■ **Exercise requirements**:
All the records that follow need to be reproduced exactly. Omit the images.

+ + + + + + +

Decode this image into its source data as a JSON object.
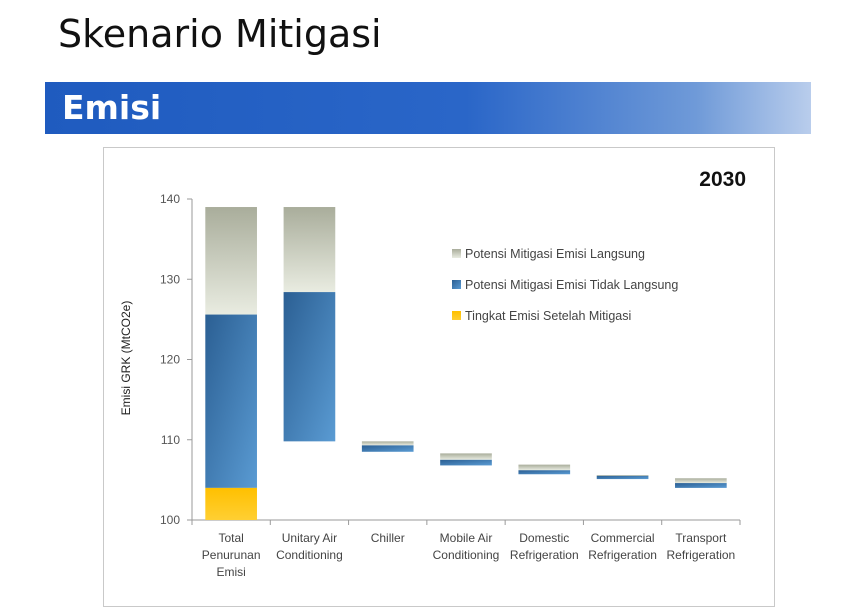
{
  "page": {
    "title": "Skenario Mitigasi",
    "section": "Emisi"
  },
  "colors": {
    "direct": "#c8cbbd",
    "indirect": "#3f7ab6",
    "after": "#ffc000"
  },
  "chart_data": {
    "type": "bar",
    "title": "2030",
    "ylabel": "Emisi GRK  (MtCO2e)",
    "xlabel": "",
    "ylim": [
      100,
      140
    ],
    "yticks": [
      100,
      110,
      120,
      130,
      140
    ],
    "grid": false,
    "legend_position": "right",
    "categories": [
      [
        "Total",
        "Penurunan",
        "Emisi"
      ],
      [
        "Unitary Air",
        "Conditioning"
      ],
      [
        "Chiller"
      ],
      [
        "Mobile Air",
        "Conditioning"
      ],
      [
        "Domestic",
        "Refrigeration"
      ],
      [
        "Commercial",
        "Refrigeration"
      ],
      [
        "Transport",
        "Refrigeration"
      ]
    ],
    "series": [
      {
        "name": "Potensi Mitigasi Emisi Langsung",
        "ranges": [
          [
            125.6,
            139.0
          ],
          [
            128.4,
            139.0
          ],
          [
            109.3,
            109.8
          ],
          [
            107.5,
            108.3
          ],
          [
            106.2,
            106.9
          ],
          [
            105.5,
            105.6
          ],
          [
            104.6,
            105.2
          ]
        ]
      },
      {
        "name": "Potensi Mitigasi Emisi Tidak Langsung",
        "ranges": [
          [
            104.0,
            125.6
          ],
          [
            109.8,
            128.4
          ],
          [
            108.5,
            109.3
          ],
          [
            106.8,
            107.5
          ],
          [
            105.7,
            106.2
          ],
          [
            105.1,
            105.5
          ],
          [
            104.0,
            104.6
          ]
        ]
      },
      {
        "name": "Tingkat Emisi Setelah Mitigasi",
        "ranges": [
          [
            100,
            104.0
          ],
          null,
          null,
          null,
          null,
          null,
          null
        ]
      }
    ]
  }
}
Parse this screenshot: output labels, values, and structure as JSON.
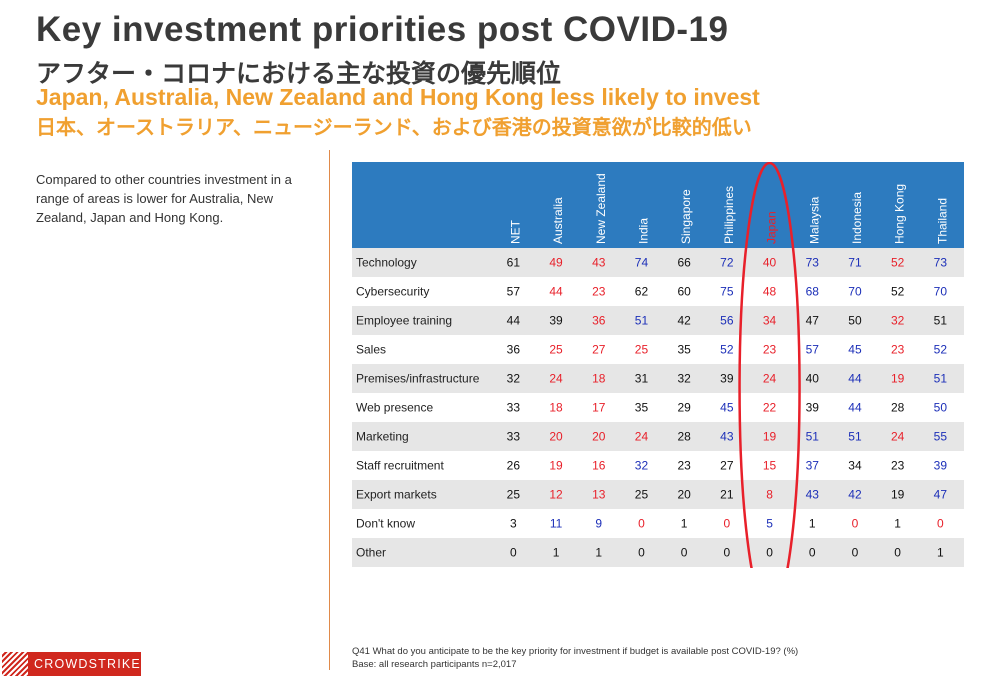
{
  "page": {
    "title": "Key investment priorities post COVID-19",
    "title_jp": "アフター・コロナにおける主な投資の優先順位",
    "subtitle": "Japan, Australia, New Zealand and Hong Kong less likely to invest",
    "subtitle_jp": "日本、オーストラリア、ニュージーランド、および香港の投資意欲が比較的低い",
    "description": "Compared to other countries investment in a range of areas is lower for Australia, New Zealand, Japan and Hong Kong.",
    "footnote_question": "Q41 What do you anticipate to be the key priority for investment if budget is available post COVID-19? (%)",
    "footnote_base": "Base: all research participants n=2,017",
    "logo": "CROWDSTRIKE"
  },
  "colors": {
    "header_bg": "#2d7bbf",
    "stripe": "#e6e6e6",
    "low": "#e8202a",
    "high": "#1c2fb8",
    "neutral": "#111111",
    "highlight_ellipse": "#e8202a"
  },
  "chart_data": {
    "type": "table",
    "columns": [
      "NET",
      "Australia",
      "New Zealand",
      "India",
      "Singapore",
      "Philippines",
      "Japan",
      "Malaysia",
      "Indonesia",
      "Hong Kong",
      "Thailand"
    ],
    "highlight_column": "Japan",
    "rows": [
      {
        "label": "Technology",
        "values": [
          61,
          49,
          43,
          74,
          66,
          72,
          40,
          73,
          71,
          52,
          73
        ],
        "flags": [
          "n",
          "l",
          "l",
          "h",
          "n",
          "h",
          "l",
          "h",
          "h",
          "l",
          "h"
        ]
      },
      {
        "label": "Cybersecurity",
        "values": [
          57,
          44,
          23,
          62,
          60,
          75,
          48,
          68,
          70,
          52,
          70
        ],
        "flags": [
          "n",
          "l",
          "l",
          "n",
          "n",
          "h",
          "l",
          "h",
          "h",
          "n",
          "h"
        ]
      },
      {
        "label": "Employee training",
        "values": [
          44,
          39,
          36,
          51,
          42,
          56,
          34,
          47,
          50,
          32,
          51
        ],
        "flags": [
          "n",
          "n",
          "l",
          "h",
          "n",
          "h",
          "l",
          "n",
          "n",
          "l",
          "n"
        ]
      },
      {
        "label": "Sales",
        "values": [
          36,
          25,
          27,
          25,
          35,
          52,
          23,
          57,
          45,
          23,
          52
        ],
        "flags": [
          "n",
          "l",
          "l",
          "l",
          "n",
          "h",
          "l",
          "h",
          "h",
          "l",
          "h"
        ]
      },
      {
        "label": "Premises/infrastructure",
        "values": [
          32,
          24,
          18,
          31,
          32,
          39,
          24,
          40,
          44,
          19,
          51
        ],
        "flags": [
          "n",
          "l",
          "l",
          "n",
          "n",
          "n",
          "l",
          "n",
          "h",
          "l",
          "h"
        ]
      },
      {
        "label": "Web presence",
        "values": [
          33,
          18,
          17,
          35,
          29,
          45,
          22,
          39,
          44,
          28,
          50
        ],
        "flags": [
          "n",
          "l",
          "l",
          "n",
          "n",
          "h",
          "l",
          "n",
          "h",
          "n",
          "h"
        ]
      },
      {
        "label": "Marketing",
        "values": [
          33,
          20,
          20,
          24,
          28,
          43,
          19,
          51,
          51,
          24,
          55
        ],
        "flags": [
          "n",
          "l",
          "l",
          "l",
          "n",
          "h",
          "l",
          "h",
          "h",
          "l",
          "h"
        ]
      },
      {
        "label": "Staff recruitment",
        "values": [
          26,
          19,
          16,
          32,
          23,
          27,
          15,
          37,
          34,
          23,
          39
        ],
        "flags": [
          "n",
          "l",
          "l",
          "h",
          "n",
          "n",
          "l",
          "h",
          "n",
          "n",
          "h"
        ]
      },
      {
        "label": "Export markets",
        "values": [
          25,
          12,
          13,
          25,
          20,
          21,
          8,
          43,
          42,
          19,
          47
        ],
        "flags": [
          "n",
          "l",
          "l",
          "n",
          "n",
          "n",
          "l",
          "h",
          "h",
          "n",
          "h"
        ]
      },
      {
        "label": "Don't know",
        "values": [
          3,
          11,
          9,
          0,
          1,
          0,
          5,
          1,
          0,
          1,
          0
        ],
        "flags": [
          "n",
          "h",
          "h",
          "l",
          "n",
          "l",
          "h",
          "n",
          "l",
          "n",
          "l"
        ]
      },
      {
        "label": "Other",
        "values": [
          0,
          1,
          1,
          0,
          0,
          0,
          0,
          0,
          0,
          0,
          1
        ],
        "flags": [
          "n",
          "n",
          "n",
          "n",
          "n",
          "n",
          "n",
          "n",
          "n",
          "n",
          "n"
        ]
      }
    ]
  }
}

+ + + + + + +

■ **The reply**:
Decode this image into its source data as a JSON object.
{
  "page": {
    "title": "Skenario Mitigasi",
    "section": "Emisi"
  },
  "colors": {
    "direct": "#c8cbbd",
    "indirect": "#3f7ab6",
    "after": "#ffc000"
  },
  "chart_data": {
    "type": "bar",
    "title": "2030",
    "ylabel": "Emisi GRK  (MtCO2e)",
    "xlabel": "",
    "ylim": [
      100,
      140
    ],
    "yticks": [
      100,
      110,
      120,
      130,
      140
    ],
    "grid": false,
    "legend_position": "right",
    "categories": [
      [
        "Total",
        "Penurunan",
        "Emisi"
      ],
      [
        "Unitary Air",
        "Conditioning"
      ],
      [
        "Chiller"
      ],
      [
        "Mobile Air",
        "Conditioning"
      ],
      [
        "Domestic",
        "Refrigeration"
      ],
      [
        "Commercial",
        "Refrigeration"
      ],
      [
        "Transport",
        "Refrigeration"
      ]
    ],
    "series": [
      {
        "name": "Potensi Mitigasi Emisi Langsung",
        "ranges": [
          [
            125.6,
            139.0
          ],
          [
            128.4,
            139.0
          ],
          [
            109.3,
            109.8
          ],
          [
            107.5,
            108.3
          ],
          [
            106.2,
            106.9
          ],
          [
            105.5,
            105.6
          ],
          [
            104.6,
            105.2
          ]
        ]
      },
      {
        "name": "Potensi Mitigasi Emisi Tidak Langsung",
        "ranges": [
          [
            104.0,
            125.6
          ],
          [
            109.8,
            128.4
          ],
          [
            108.5,
            109.3
          ],
          [
            106.8,
            107.5
          ],
          [
            105.7,
            106.2
          ],
          [
            105.1,
            105.5
          ],
          [
            104.0,
            104.6
          ]
        ]
      },
      {
        "name": "Tingkat Emisi Setelah Mitigasi",
        "ranges": [
          [
            100,
            104.0
          ],
          null,
          null,
          null,
          null,
          null,
          null
        ]
      }
    ]
  }
}
Parse this screenshot: output labels, values, and structure as JSON.
{
  "page": {
    "title": "Key investment priorities post COVID-19",
    "title_jp": "アフター・コロナにおける主な投資の優先順位",
    "subtitle": "Japan, Australia, New Zealand and Hong Kong less likely to invest",
    "subtitle_jp": "日本、オーストラリア、ニュージーランド、および香港の投資意欲が比較的低い",
    "description": "Compared to other countries investment in a range of areas is lower for Australia, New Zealand, Japan and Hong Kong.",
    "footnote_question": "Q41 What do you anticipate to be the key priority for investment if budget is available post COVID-19? (%)",
    "footnote_base": "Base: all research participants n=2,017",
    "logo": "CROWDSTRIKE"
  },
  "colors": {
    "header_bg": "#2d7bbf",
    "stripe": "#e6e6e6",
    "low": "#e8202a",
    "high": "#1c2fb8",
    "neutral": "#111111",
    "highlight_ellipse": "#e8202a"
  },
  "chart_data": {
    "type": "table",
    "columns": [
      "NET",
      "Australia",
      "New Zealand",
      "India",
      "Singapore",
      "Philippines",
      "Japan",
      "Malaysia",
      "Indonesia",
      "Hong Kong",
      "Thailand"
    ],
    "highlight_column": "Japan",
    "rows": [
      {
        "label": "Technology",
        "values": [
          61,
          49,
          43,
          74,
          66,
          72,
          40,
          73,
          71,
          52,
          73
        ],
        "flags": [
          "n",
          "l",
          "l",
          "h",
          "n",
          "h",
          "l",
          "h",
          "h",
          "l",
          "h"
        ]
      },
      {
        "label": "Cybersecurity",
        "values": [
          57,
          44,
          23,
          62,
          60,
          75,
          48,
          68,
          70,
          52,
          70
        ],
        "flags": [
          "n",
          "l",
          "l",
          "n",
          "n",
          "h",
          "l",
          "h",
          "h",
          "n",
          "h"
        ]
      },
      {
        "label": "Employee training",
        "values": [
          44,
          39,
          36,
          51,
          42,
          56,
          34,
          47,
          50,
          32,
          51
        ],
        "flags": [
          "n",
          "n",
          "l",
          "h",
          "n",
          "h",
          "l",
          "n",
          "n",
          "l",
          "n"
        ]
      },
      {
        "label": "Sales",
        "values": [
          36,
          25,
          27,
          25,
          35,
          52,
          23,
          57,
          45,
          23,
          52
        ],
        "flags": [
          "n",
          "l",
          "l",
          "l",
          "n",
          "h",
          "l",
          "h",
          "h",
          "l",
          "h"
        ]
      },
      {
        "label": "Premises/infrastructure",
        "values": [
          32,
          24,
          18,
          31,
          32,
          39,
          24,
          40,
          44,
          19,
          51
        ],
        "flags": [
          "n",
          "l",
          "l",
          "n",
          "n",
          "n",
          "l",
          "n",
          "h",
          "l",
          "h"
        ]
      },
      {
        "label": "Web presence",
        "values": [
          33,
          18,
          17,
          35,
          29,
          45,
          22,
          39,
          44,
          28,
          50
        ],
        "flags": [
          "n",
          "l",
          "l",
          "n",
          "n",
          "h",
          "l",
          "n",
          "h",
          "n",
          "h"
        ]
      },
      {
        "label": "Marketing",
        "values": [
          33,
          20,
          20,
          24,
          28,
          43,
          19,
          51,
          51,
          24,
          55
        ],
        "flags": [
          "n",
          "l",
          "l",
          "l",
          "n",
          "h",
          "l",
          "h",
          "h",
          "l",
          "h"
        ]
      },
      {
        "label": "Staff recruitment",
        "values": [
          26,
          19,
          16,
          32,
          23,
          27,
          15,
          37,
          34,
          23,
          39
        ],
        "flags": [
          "n",
          "l",
          "l",
          "h",
          "n",
          "n",
          "l",
          "h",
          "n",
          "n",
          "h"
        ]
      },
      {
        "label": "Export markets",
        "values": [
          25,
          12,
          13,
          25,
          20,
          21,
          8,
          43,
          42,
          19,
          47
        ],
        "flags": [
          "n",
          "l",
          "l",
          "n",
          "n",
          "n",
          "l",
          "h",
          "h",
          "n",
          "h"
        ]
      },
      {
        "label": "Don't know",
        "values": [
          3,
          11,
          9,
          0,
          1,
          0,
          5,
          1,
          0,
          1,
          0
        ],
        "flags": [
          "n",
          "h",
          "h",
          "l",
          "n",
          "l",
          "h",
          "n",
          "l",
          "n",
          "l"
        ]
      },
      {
        "label": "Other",
        "values": [
          0,
          1,
          1,
          0,
          0,
          0,
          0,
          0,
          0,
          0,
          1
        ],
        "flags": [
          "n",
          "n",
          "n",
          "n",
          "n",
          "n",
          "n",
          "n",
          "n",
          "n",
          "n"
        ]
      }
    ]
  }
}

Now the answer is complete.